→ Data to process

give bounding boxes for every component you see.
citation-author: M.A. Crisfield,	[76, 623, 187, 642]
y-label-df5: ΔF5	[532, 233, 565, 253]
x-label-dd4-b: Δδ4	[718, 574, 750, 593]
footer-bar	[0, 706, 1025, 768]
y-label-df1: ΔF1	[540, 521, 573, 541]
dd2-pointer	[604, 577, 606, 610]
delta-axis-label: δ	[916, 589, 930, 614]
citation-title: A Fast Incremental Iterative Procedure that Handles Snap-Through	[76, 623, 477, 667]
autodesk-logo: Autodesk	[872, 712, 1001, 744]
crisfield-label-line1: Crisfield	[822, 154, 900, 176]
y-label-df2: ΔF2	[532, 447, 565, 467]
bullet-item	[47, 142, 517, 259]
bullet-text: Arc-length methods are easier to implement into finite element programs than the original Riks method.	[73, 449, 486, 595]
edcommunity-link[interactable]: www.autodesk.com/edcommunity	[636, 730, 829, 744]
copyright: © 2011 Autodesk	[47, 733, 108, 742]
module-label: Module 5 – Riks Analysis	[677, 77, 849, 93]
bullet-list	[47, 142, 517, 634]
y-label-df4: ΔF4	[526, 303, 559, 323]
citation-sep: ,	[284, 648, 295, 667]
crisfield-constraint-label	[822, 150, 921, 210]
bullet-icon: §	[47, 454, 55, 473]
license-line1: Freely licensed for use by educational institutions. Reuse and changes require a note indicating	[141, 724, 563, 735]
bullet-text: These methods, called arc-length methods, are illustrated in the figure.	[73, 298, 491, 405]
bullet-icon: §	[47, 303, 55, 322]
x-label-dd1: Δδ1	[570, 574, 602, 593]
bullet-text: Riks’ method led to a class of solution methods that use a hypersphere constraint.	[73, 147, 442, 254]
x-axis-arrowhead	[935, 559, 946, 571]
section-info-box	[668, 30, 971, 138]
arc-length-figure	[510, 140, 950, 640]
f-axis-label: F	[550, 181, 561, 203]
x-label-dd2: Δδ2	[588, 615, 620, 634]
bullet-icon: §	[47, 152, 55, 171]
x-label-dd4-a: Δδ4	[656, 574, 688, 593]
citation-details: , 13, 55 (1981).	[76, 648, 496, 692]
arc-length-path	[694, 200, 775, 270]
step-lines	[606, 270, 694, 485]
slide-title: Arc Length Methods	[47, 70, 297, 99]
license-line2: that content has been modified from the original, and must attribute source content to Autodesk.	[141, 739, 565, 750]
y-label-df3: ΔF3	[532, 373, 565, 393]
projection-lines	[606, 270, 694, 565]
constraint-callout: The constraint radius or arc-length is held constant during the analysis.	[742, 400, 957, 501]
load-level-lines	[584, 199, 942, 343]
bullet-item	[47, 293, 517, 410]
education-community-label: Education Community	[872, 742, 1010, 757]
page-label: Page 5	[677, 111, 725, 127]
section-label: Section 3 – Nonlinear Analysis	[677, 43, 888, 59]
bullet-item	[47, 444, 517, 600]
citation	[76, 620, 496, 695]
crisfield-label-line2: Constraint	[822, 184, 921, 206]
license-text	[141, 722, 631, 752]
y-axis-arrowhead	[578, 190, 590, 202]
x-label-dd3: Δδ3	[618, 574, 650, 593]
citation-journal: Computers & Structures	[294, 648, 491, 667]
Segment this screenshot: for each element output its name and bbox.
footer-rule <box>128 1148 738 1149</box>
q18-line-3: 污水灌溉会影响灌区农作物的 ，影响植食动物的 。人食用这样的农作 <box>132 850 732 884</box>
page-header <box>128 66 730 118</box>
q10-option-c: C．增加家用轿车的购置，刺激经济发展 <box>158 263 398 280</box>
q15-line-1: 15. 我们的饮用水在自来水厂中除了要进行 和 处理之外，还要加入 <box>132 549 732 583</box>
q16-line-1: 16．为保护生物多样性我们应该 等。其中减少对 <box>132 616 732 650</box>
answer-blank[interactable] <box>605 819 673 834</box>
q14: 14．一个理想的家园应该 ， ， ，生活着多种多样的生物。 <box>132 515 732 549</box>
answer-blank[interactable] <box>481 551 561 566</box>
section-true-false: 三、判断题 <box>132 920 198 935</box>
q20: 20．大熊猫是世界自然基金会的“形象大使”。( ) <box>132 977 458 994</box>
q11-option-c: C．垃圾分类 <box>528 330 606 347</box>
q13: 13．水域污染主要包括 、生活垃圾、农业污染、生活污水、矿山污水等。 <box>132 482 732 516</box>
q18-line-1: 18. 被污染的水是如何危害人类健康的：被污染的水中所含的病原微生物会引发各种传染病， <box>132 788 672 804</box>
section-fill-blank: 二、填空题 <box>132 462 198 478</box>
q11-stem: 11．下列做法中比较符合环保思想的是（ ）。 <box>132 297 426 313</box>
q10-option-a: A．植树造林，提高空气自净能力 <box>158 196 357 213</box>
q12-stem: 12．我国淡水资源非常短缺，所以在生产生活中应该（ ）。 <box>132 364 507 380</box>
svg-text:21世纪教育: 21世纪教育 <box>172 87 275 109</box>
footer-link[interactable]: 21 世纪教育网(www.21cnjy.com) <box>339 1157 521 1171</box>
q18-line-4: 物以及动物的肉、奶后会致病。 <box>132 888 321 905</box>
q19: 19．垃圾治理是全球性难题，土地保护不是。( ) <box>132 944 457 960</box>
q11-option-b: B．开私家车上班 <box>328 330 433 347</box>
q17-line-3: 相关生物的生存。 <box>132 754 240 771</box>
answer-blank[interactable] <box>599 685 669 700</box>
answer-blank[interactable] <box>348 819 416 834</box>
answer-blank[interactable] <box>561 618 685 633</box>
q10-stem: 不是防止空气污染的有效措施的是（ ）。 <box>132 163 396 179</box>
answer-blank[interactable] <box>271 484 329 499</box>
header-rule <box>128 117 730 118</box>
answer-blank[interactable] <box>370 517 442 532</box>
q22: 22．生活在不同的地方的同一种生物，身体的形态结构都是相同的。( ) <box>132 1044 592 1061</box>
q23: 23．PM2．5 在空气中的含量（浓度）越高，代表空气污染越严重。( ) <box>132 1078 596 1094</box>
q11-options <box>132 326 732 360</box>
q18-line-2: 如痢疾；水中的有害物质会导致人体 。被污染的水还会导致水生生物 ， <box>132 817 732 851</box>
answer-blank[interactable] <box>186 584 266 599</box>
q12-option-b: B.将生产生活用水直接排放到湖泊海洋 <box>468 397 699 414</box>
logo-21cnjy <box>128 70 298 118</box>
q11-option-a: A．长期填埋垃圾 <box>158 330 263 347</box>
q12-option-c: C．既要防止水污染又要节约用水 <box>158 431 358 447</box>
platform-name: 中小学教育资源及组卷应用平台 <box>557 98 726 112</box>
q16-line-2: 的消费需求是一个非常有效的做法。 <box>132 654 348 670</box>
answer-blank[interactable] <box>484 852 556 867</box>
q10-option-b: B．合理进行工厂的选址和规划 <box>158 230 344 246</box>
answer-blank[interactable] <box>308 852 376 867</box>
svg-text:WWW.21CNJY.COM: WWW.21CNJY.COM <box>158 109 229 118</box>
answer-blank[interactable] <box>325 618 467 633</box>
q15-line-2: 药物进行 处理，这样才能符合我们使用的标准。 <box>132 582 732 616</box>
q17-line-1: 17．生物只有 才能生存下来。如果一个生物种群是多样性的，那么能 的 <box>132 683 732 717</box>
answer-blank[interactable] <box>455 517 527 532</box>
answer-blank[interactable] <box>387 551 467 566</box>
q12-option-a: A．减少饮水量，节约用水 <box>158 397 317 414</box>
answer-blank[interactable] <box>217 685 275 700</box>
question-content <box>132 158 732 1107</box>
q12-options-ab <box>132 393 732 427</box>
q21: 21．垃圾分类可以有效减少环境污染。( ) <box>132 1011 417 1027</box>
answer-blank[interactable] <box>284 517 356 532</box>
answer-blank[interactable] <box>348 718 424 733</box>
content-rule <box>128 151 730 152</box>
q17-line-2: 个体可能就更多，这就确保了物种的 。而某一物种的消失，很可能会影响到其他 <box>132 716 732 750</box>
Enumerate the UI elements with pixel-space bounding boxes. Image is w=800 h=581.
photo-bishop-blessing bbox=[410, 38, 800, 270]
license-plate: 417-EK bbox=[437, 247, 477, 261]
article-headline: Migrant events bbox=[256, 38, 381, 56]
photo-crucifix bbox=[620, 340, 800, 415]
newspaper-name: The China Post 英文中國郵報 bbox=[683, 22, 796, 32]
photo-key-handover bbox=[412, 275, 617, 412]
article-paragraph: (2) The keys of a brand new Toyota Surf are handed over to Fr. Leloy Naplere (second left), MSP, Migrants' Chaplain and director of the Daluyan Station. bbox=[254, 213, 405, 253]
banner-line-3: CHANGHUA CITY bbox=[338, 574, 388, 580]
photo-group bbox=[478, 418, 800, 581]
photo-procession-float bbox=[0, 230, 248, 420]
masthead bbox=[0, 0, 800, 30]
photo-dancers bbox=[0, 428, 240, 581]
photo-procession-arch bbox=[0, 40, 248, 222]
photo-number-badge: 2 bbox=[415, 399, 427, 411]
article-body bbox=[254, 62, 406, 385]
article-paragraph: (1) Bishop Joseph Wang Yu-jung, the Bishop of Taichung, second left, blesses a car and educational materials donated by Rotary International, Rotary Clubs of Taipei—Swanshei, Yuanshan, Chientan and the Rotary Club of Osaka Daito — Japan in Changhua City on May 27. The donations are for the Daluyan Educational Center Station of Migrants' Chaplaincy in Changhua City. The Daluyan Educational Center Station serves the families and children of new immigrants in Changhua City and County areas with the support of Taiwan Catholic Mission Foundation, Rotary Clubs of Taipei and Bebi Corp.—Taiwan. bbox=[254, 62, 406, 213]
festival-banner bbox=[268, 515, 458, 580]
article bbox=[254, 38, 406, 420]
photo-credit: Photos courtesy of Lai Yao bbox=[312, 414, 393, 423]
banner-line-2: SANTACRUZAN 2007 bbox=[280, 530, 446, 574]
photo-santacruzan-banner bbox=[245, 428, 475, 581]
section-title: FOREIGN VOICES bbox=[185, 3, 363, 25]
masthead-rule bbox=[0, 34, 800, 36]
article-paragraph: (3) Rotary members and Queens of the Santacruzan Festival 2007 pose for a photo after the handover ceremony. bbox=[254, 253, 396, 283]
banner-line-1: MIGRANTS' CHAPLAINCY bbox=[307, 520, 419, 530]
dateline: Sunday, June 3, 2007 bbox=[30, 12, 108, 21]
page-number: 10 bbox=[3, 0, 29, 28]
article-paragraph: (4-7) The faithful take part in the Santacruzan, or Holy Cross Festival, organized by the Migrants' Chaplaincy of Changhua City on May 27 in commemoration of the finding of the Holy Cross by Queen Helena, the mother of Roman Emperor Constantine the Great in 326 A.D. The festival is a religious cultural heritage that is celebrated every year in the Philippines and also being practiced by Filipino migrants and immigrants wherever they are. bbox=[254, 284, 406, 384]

→ What is asked
Reproduce the stretch of the material from its first line through the line containing "142, 517, 259]", both ends included, without alteration.

→ Output for this task
give bounding boxes for every component you see.
citation-author: M.A. Crisfield,	[76, 623, 187, 642]
y-label-df5: ΔF5	[532, 233, 565, 253]
x-label-dd4-b: Δδ4	[718, 574, 750, 593]
footer-bar	[0, 706, 1025, 768]
y-label-df1: ΔF1	[540, 521, 573, 541]
dd2-pointer	[604, 577, 606, 610]
delta-axis-label: δ	[916, 589, 930, 614]
citation-title: A Fast Incremental Iterative Procedure that Handles Snap-Through	[76, 623, 477, 667]
autodesk-logo: Autodesk	[872, 712, 1001, 744]
crisfield-label-line1: Crisfield	[822, 154, 900, 176]
y-label-df2: ΔF2	[532, 447, 565, 467]
bullet-item	[47, 142, 517, 259]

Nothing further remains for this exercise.